━━━━━ EXERCISE INPUT ━━━━━
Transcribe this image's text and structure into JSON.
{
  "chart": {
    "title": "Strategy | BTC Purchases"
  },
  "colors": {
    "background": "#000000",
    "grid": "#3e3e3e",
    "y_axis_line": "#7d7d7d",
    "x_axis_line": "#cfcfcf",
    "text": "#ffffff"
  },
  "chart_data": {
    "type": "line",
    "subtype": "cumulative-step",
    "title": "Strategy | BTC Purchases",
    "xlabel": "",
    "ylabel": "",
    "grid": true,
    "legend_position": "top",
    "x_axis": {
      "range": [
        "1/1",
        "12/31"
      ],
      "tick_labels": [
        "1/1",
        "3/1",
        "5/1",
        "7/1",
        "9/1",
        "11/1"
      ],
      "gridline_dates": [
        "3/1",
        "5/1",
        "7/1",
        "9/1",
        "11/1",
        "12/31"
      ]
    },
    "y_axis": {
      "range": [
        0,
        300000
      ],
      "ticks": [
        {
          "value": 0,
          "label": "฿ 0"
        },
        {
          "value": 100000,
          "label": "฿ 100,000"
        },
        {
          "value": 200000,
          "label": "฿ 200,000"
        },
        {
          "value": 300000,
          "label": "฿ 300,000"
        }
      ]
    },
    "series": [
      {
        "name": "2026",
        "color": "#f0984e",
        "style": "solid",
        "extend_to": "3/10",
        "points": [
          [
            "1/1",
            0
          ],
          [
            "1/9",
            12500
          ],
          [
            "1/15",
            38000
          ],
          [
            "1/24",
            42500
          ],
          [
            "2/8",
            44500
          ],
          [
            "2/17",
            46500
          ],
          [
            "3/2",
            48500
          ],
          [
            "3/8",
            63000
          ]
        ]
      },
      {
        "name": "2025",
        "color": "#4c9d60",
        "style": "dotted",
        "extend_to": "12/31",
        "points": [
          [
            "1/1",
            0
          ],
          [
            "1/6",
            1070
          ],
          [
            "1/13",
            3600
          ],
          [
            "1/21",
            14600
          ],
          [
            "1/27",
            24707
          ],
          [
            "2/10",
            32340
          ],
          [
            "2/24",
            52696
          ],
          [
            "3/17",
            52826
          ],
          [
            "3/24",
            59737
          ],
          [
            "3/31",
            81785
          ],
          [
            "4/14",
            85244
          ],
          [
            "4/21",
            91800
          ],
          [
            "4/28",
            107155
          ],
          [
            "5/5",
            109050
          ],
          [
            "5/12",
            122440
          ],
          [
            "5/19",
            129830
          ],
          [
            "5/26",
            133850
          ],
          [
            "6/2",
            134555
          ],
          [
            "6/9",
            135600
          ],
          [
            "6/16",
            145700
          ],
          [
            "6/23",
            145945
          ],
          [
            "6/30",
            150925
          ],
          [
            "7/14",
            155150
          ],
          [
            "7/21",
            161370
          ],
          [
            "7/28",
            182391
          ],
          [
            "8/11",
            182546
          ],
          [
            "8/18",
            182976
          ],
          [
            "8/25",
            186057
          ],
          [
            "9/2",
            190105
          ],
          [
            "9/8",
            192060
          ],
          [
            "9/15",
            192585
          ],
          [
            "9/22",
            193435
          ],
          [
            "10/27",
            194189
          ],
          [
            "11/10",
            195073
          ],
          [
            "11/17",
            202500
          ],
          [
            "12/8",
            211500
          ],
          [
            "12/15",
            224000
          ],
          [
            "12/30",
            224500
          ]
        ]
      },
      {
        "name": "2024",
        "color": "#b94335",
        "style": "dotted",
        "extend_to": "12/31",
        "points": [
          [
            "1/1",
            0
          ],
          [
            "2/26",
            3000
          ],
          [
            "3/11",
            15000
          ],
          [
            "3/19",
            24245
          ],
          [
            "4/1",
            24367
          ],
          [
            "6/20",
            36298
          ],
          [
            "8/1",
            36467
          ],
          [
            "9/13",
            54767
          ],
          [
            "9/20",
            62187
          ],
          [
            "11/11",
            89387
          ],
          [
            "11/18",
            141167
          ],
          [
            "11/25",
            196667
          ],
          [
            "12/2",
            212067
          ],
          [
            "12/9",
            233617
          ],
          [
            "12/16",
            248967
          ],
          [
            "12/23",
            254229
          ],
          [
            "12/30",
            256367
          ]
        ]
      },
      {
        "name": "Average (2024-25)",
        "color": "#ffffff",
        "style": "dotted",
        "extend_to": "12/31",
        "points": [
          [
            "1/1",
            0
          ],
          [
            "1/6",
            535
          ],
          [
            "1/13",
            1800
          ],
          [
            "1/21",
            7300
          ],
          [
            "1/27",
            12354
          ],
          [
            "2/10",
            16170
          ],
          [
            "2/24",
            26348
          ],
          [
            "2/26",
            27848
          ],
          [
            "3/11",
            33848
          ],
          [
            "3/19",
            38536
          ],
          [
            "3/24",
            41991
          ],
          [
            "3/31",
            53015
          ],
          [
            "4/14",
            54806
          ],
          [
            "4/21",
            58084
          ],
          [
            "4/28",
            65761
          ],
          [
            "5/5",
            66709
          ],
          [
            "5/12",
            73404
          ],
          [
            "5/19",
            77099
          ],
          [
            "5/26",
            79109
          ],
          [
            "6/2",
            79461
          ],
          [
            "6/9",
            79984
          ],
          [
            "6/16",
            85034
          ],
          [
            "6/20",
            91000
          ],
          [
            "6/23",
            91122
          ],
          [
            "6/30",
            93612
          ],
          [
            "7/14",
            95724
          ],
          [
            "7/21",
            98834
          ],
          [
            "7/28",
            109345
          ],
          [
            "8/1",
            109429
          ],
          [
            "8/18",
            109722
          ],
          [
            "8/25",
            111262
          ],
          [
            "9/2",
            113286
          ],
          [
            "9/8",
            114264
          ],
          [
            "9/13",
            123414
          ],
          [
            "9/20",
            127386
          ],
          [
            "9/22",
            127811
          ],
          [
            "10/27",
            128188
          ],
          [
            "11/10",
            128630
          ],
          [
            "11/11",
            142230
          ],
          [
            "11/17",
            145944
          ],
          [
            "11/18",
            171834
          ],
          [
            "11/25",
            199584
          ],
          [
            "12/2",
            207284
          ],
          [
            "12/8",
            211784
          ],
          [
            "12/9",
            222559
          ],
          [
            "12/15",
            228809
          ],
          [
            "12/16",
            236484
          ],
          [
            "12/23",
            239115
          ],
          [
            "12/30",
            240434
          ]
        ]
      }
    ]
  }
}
━━━━━
- [WHAT THE TASK REQUIRES] Copy out each line of the records where the string "Purchases" appears.

- [SOLUTION TO THE PROBLEM]
    "title": "Strategy | BTC Purchases"
    "title": "Strategy | BTC Purchases",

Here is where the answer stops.